Return all entries word for word, but drop any images.

Collected data entries:
-- Start --

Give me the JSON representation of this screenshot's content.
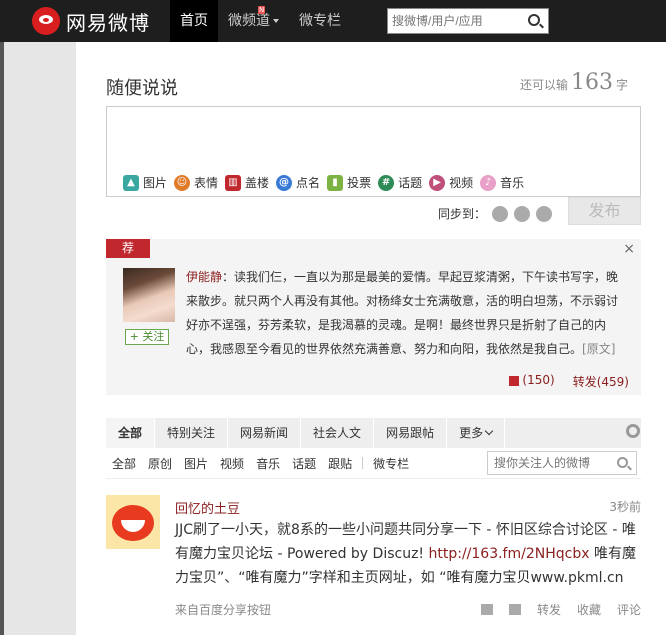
{
  "brand": {
    "name": "网易微博"
  },
  "nav": {
    "items": [
      {
        "label": "首页",
        "active": true
      },
      {
        "label": "微频道",
        "badge": "N"
      },
      {
        "label": "微专栏"
      }
    ]
  },
  "search": {
    "placeholder": "搜微博/用户/应用"
  },
  "composer": {
    "title": "随便说说",
    "remaining_prefix": "还可以输",
    "remaining_count": "163",
    "remaining_suffix": "字",
    "tools": [
      {
        "label": "图片",
        "icon": "image-icon",
        "color": "#3aa7a0"
      },
      {
        "label": "表情",
        "icon": "emoji-icon",
        "color": "#e07b2a"
      },
      {
        "label": "盖楼",
        "icon": "building-icon",
        "color": "#c0282e"
      },
      {
        "label": "点名",
        "icon": "at-icon",
        "color": "#3a7bd5"
      },
      {
        "label": "投票",
        "icon": "vote-icon",
        "color": "#7cb342"
      },
      {
        "label": "话题",
        "icon": "hashtag-icon",
        "color": "#2e8b57"
      },
      {
        "label": "视频",
        "icon": "video-icon",
        "color": "#c0507a"
      },
      {
        "label": "音乐",
        "icon": "music-icon",
        "color": "#e8a0c8"
      }
    ],
    "sync_label": "同步到：",
    "publish_label": "发布"
  },
  "recommend": {
    "badge": "荐",
    "close": "×",
    "follow_label": "+ 关注",
    "username": "伊能静",
    "text": "：读我们仨，一直以为那是最美的爱情。早起豆浆清粥，下午读书写字，晚来散步。就只两个人再没有其他。对杨绛女士充满敬意，活的明白坦荡，不示弱讨好亦不逞强，芬芳柔软，是我渴慕的灵魂。是啊！最终世界只是折射了自己的内心，我感恩至今看见的世界依然充满善意、努力和向阳，我依然是我自己。",
    "original_link": "[原文]",
    "likes": "(150)",
    "repost_label": "转发",
    "repost_count": "(459)"
  },
  "tabs": {
    "items": [
      "全部",
      "特别关注",
      "网易新闻",
      "社会人文",
      "网易跟帖",
      "更多"
    ],
    "active_index": 0
  },
  "subtabs": {
    "items": [
      "全部",
      "原创",
      "图片",
      "视频",
      "音乐",
      "话题",
      "跟贴",
      "微专栏"
    ],
    "search_placeholder": "搜你关注人的微博"
  },
  "post": {
    "username": "回忆的土豆",
    "time": "3秒前",
    "body_before": "JJC刷了一小天，就8系的一些小问题共同分享一下 - 怀旧区综合讨论区 - 唯有魔力宝贝论坛 - Powered by Discuz! ",
    "link": "http://163.fm/2NHqcbx",
    "body_after": " 唯有魔力宝贝”、“唯有魔力”字样和主页网址，如 “唯有魔力宝贝www.pkml.cn",
    "source": "来自百度分享按钮",
    "repost": "转发",
    "favorite": "收藏",
    "comment": "评论"
  }
}
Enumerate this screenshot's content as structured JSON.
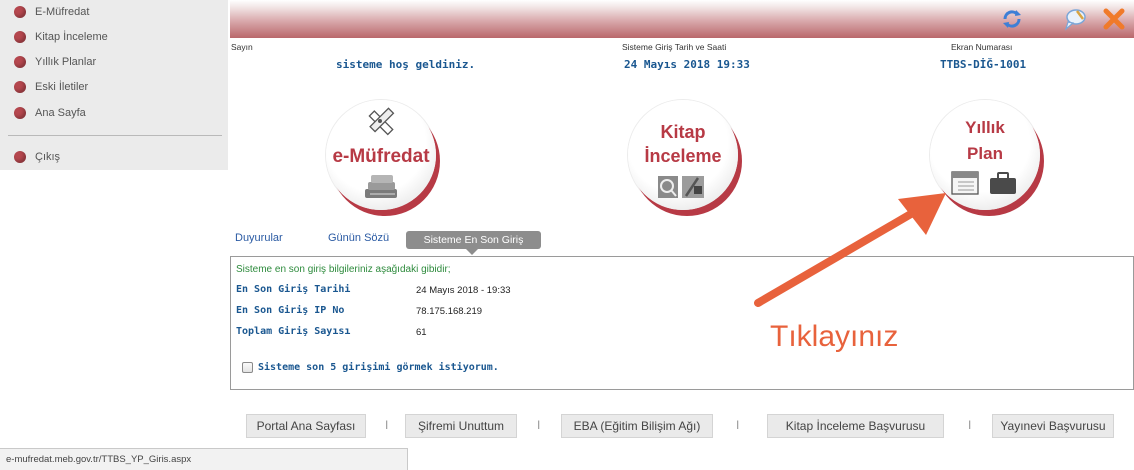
{
  "sidebar": {
    "items": [
      {
        "label": "E-Müfredat"
      },
      {
        "label": "Kitap İnceleme"
      },
      {
        "label": "Yıllık Planlar"
      },
      {
        "label": "Eski İletiler"
      },
      {
        "label": "Ana Sayfa"
      },
      {
        "label": "Çıkış"
      }
    ]
  },
  "header": {
    "greeting_label": "Sayın",
    "greeting_text": "sisteme hoş geldiniz.",
    "login_time_label": "Sisteme Giriş Tarih ve Saati",
    "login_time_value": "24 Mayıs 2018 19:33",
    "screen_label": "Ekran Numarası",
    "screen_value": "TTBS-DİĞ-1001",
    "icons": [
      "refresh-icon",
      "comment-icon",
      "close-icon"
    ]
  },
  "modules": {
    "emufredat": {
      "label": "e-Müfredat"
    },
    "kitap": {
      "line1": "Kitap",
      "line2": "İnceleme"
    },
    "yillik": {
      "line1": "Yıllık",
      "line2": "Plan"
    }
  },
  "tabs": [
    {
      "label": "Duyurular"
    },
    {
      "label": "Günün Sözü"
    },
    {
      "label": "Sisteme En Son Giriş",
      "active": true
    }
  ],
  "panel": {
    "intro": "Sisteme en son giriş bilgileriniz aşağıdaki gibidir;",
    "rows": [
      {
        "label": "En Son Giriş Tarihi",
        "value": "24 Mayıs 2018 - 19:33"
      },
      {
        "label": "En Son Giriş IP No",
        "value": "78.175.168.219"
      },
      {
        "label": "Toplam Giriş Sayısı",
        "value": "61"
      }
    ],
    "checkbox_label": "Sisteme son 5 girişimi görmek istiyorum.",
    "checkbox_checked": false
  },
  "annotation": {
    "text": "Tıklayınız",
    "color": "#e8623c"
  },
  "footer": {
    "links": [
      {
        "label": "Portal Ana Sayfası"
      },
      {
        "label": "Şifremi Unuttum"
      },
      {
        "label": "EBA (Eğitim Bilişim Ağı)"
      },
      {
        "label": "Kitap İnceleme Başvurusu"
      },
      {
        "label": "Yayınevi Başvurusu"
      }
    ],
    "separator": "I"
  },
  "statusbar": {
    "url": "e-mufredat.meb.gov.tr/TTBS_YP_Giris.aspx"
  },
  "colors": {
    "accent_red": "#b73a45",
    "link_blue": "#1a5790",
    "intro_green": "#2e8b3d",
    "annotation_orange": "#e8623c"
  }
}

-- End --

> WRITTEN REPLY
Give me the JSON representation of this screenshot's content.
{
  "brand": {
    "name": "网易微博"
  },
  "nav": {
    "items": [
      {
        "label": "首页",
        "active": true
      },
      {
        "label": "微频道",
        "badge": "N"
      },
      {
        "label": "微专栏"
      }
    ]
  },
  "search": {
    "placeholder": "搜微博/用户/应用"
  },
  "composer": {
    "title": "随便说说",
    "remaining_prefix": "还可以输",
    "remaining_count": "163",
    "remaining_suffix": "字",
    "tools": [
      {
        "label": "图片",
        "icon": "image-icon",
        "color": "#3aa7a0"
      },
      {
        "label": "表情",
        "icon": "emoji-icon",
        "color": "#e07b2a"
      },
      {
        "label": "盖楼",
        "icon": "building-icon",
        "color": "#c0282e"
      },
      {
        "label": "点名",
        "icon": "at-icon",
        "color": "#3a7bd5"
      },
      {
        "label": "投票",
        "icon": "vote-icon",
        "color": "#7cb342"
      },
      {
        "label": "话题",
        "icon": "hashtag-icon",
        "color": "#2e8b57"
      },
      {
        "label": "视频",
        "icon": "video-icon",
        "color": "#c0507a"
      },
      {
        "label": "音乐",
        "icon": "music-icon",
        "color": "#e8a0c8"
      }
    ],
    "sync_label": "同步到：",
    "publish_label": "发布"
  },
  "recommend": {
    "badge": "荐",
    "close": "×",
    "follow_label": "+ 关注",
    "username": "伊能静",
    "text": "：读我们仨，一直以为那是最美的爱情。早起豆浆清粥，下午读书写字，晚来散步。就只两个人再没有其他。对杨绛女士充满敬意，活的明白坦荡，不示弱讨好亦不逞强，芬芳柔软，是我渴慕的灵魂。是啊！最终世界只是折射了自己的内心，我感恩至今看见的世界依然充满善意、努力和向阳，我依然是我自己。",
    "original_link": "[原文]",
    "likes": "(150)",
    "repost_label": "转发",
    "repost_count": "(459)"
  },
  "tabs": {
    "items": [
      "全部",
      "特别关注",
      "网易新闻",
      "社会人文",
      "网易跟帖",
      "更多"
    ],
    "active_index": 0
  },
  "subtabs": {
    "items": [
      "全部",
      "原创",
      "图片",
      "视频",
      "音乐",
      "话题",
      "跟贴",
      "微专栏"
    ],
    "search_placeholder": "搜你关注人的微博"
  },
  "post": {
    "username": "回忆的土豆",
    "time": "3秒前",
    "body_before": "JJC刷了一小天，就8系的一些小问题共同分享一下 - 怀旧区综合讨论区 - 唯有魔力宝贝论坛 - Powered by Discuz! ",
    "link": "http://163.fm/2NHqcbx",
    "body_after": " 唯有魔力宝贝”、“唯有魔力”字样和主页网址，如 “唯有魔力宝贝www.pkml.cn",
    "source": "来自百度分享按钮",
    "repost": "转发",
    "favorite": "收藏",
    "comment": "评论"
  }
}
Enumerate this screenshot's content as structured JSON.
{
  "sidebar": {
    "items": [
      {
        "label": "E-Müfredat"
      },
      {
        "label": "Kitap İnceleme"
      },
      {
        "label": "Yıllık Planlar"
      },
      {
        "label": "Eski İletiler"
      },
      {
        "label": "Ana Sayfa"
      },
      {
        "label": "Çıkış"
      }
    ]
  },
  "header": {
    "greeting_label": "Sayın",
    "greeting_text": "sisteme hoş geldiniz.",
    "login_time_label": "Sisteme Giriş Tarih ve Saati",
    "login_time_value": "24 Mayıs 2018 19:33",
    "screen_label": "Ekran Numarası",
    "screen_value": "TTBS-DİĞ-1001",
    "icons": [
      "refresh-icon",
      "comment-icon",
      "close-icon"
    ]
  },
  "modules": {
    "emufredat": {
      "label": "e-Müfredat"
    },
    "kitap": {
      "line1": "Kitap",
      "line2": "İnceleme"
    },
    "yillik": {
      "line1": "Yıllık",
      "line2": "Plan"
    }
  },
  "tabs": [
    {
      "label": "Duyurular"
    },
    {
      "label": "Günün Sözü"
    },
    {
      "label": "Sisteme En Son Giriş",
      "active": true
    }
  ],
  "panel": {
    "intro": "Sisteme en son giriş bilgileriniz aşağıdaki gibidir;",
    "rows": [
      {
        "label": "En Son Giriş Tarihi",
        "value": "24 Mayıs 2018 - 19:33"
      },
      {
        "label": "En Son Giriş IP No",
        "value": "78.175.168.219"
      },
      {
        "label": "Toplam Giriş Sayısı",
        "value": "61"
      }
    ],
    "checkbox_label": "Sisteme son 5 girişimi görmek istiyorum.",
    "checkbox_checked": false
  },
  "annotation": {
    "text": "Tıklayınız",
    "color": "#e8623c"
  },
  "footer": {
    "links": [
      {
        "label": "Portal Ana Sayfası"
      },
      {
        "label": "Şifremi Unuttum"
      },
      {
        "label": "EBA (Eğitim Bilişim Ağı)"
      },
      {
        "label": "Kitap İnceleme Başvurusu"
      },
      {
        "label": "Yayınevi Başvurusu"
      }
    ],
    "separator": "I"
  },
  "statusbar": {
    "url": "e-mufredat.meb.gov.tr/TTBS_YP_Giris.aspx"
  },
  "colors": {
    "accent_red": "#b73a45",
    "link_blue": "#1a5790",
    "intro_green": "#2e8b3d",
    "annotation_orange": "#e8623c"
  }
}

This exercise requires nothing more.